▼

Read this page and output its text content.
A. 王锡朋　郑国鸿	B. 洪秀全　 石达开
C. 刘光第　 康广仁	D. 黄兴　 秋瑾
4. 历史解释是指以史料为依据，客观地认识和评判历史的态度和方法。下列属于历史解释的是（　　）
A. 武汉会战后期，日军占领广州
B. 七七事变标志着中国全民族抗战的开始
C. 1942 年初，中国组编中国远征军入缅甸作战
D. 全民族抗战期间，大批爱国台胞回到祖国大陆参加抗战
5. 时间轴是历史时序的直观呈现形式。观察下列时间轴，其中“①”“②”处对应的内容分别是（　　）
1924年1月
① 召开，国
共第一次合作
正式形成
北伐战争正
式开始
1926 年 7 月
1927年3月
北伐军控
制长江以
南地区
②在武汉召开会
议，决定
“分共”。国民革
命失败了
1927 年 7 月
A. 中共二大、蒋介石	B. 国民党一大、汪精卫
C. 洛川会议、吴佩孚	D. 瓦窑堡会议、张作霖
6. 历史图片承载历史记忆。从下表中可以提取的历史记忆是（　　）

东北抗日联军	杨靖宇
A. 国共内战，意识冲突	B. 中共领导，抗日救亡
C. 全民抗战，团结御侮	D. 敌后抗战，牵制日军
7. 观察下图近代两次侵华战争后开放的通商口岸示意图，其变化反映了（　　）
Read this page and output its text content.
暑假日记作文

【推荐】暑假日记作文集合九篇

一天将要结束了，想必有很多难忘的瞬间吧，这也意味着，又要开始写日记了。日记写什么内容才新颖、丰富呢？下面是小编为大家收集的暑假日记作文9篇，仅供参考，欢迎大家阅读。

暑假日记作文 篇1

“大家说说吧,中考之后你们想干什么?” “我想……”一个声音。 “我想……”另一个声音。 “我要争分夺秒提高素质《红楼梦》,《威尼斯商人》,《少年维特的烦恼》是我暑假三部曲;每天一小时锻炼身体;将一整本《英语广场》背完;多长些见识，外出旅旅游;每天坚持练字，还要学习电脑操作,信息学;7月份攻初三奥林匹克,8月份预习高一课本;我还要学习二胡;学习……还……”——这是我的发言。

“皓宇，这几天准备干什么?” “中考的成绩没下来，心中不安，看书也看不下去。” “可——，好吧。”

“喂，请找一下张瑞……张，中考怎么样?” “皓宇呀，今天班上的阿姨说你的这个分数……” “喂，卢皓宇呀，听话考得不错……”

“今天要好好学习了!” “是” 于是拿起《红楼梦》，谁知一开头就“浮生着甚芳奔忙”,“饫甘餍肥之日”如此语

▲

• **Brief**:
Print all of the entries again, exactly as written.

• **Response to this exercise**:
Read this page and output its text content.
A. 王锡朋　郑国鸿	B. 洪秀全　 石达开
C. 刘光第　 康广仁	D. 黄兴　 秋瑾
4. 历史解释是指以史料为依据，客观地认识和评判历史的态度和方法。下列属于历史解释的是（　　）
A. 武汉会战后期，日军占领广州
B. 七七事变标志着中国全民族抗战的开始
C. 1942 年初，中国组编中国远征军入缅甸作战
D. 全民族抗战期间，大批爱国台胞回到祖国大陆参加抗战
5. 时间轴是历史时序的直观呈现形式。观察下列时间轴，其中“①”“②”处对应的内容分别是（　　）
1924年1月
① 召开，国
共第一次合作
正式形成
北伐战争正
式开始
1926 年 7 月
1927年3月
北伐军控
制长江以
南地区
②在武汉召开会
议，决定
“分共”。国民革
命失败了
1927 年 7 月
A. 中共二大、蒋介石	B. 国民党一大、汪精卫
C. 洛川会议、吴佩孚	D. 瓦窑堡会议、张作霖
6. 历史图片承载历史记忆。从下表中可以提取的历史记忆是（　　）

东北抗日联军	杨靖宇
A. 国共内战，意识冲突	B. 中共领导，抗日救亡
C. 全民抗战，团结御侮	D. 敌后抗战，牵制日军
7. 观察下图近代两次侵华战争后开放的通商口岸示意图，其变化反映了（　　）
Read this page and output its text content.
暑假日记作文

【推荐】暑假日记作文集合九篇

一天将要结束了，想必有很多难忘的瞬间吧，这也意味着，又要开始写日记了。日记写什么内容才新颖、丰富呢？下面是小编为大家收集的暑假日记作文9篇，仅供参考，欢迎大家阅读。

暑假日记作文 篇1

“大家说说吧,中考之后你们想干什么?” “我想……”一个声音。 “我想……”另一个声音。 “我要争分夺秒提高素质《红楼梦》,《威尼斯商人》,《少年维特的烦恼》是我暑假三部曲;每天一小时锻炼身体;将一整本《英语广场》背完;多长些见识，外出旅旅游;每天坚持练字，还要学习电脑操作,信息学;7月份攻初三奥林匹克,8月份预习高一课本;我还要学习二胡;学习……还……”——这是我的发言。

“皓宇，这几天准备干什么?” “中考的成绩没下来，心中不安，看书也看不下去。” “可——，好吧。”

“喂，请找一下张瑞……张，中考怎么样?” “皓宇呀，今天班上的阿姨说你的这个分数……” “喂，卢皓宇呀，听话考得不错……”

“今天要好好学习了!” “是” 于是拿起《红楼梦》，谁知一开头就“浮生着甚芳奔忙”,“饫甘餍肥之日”如此语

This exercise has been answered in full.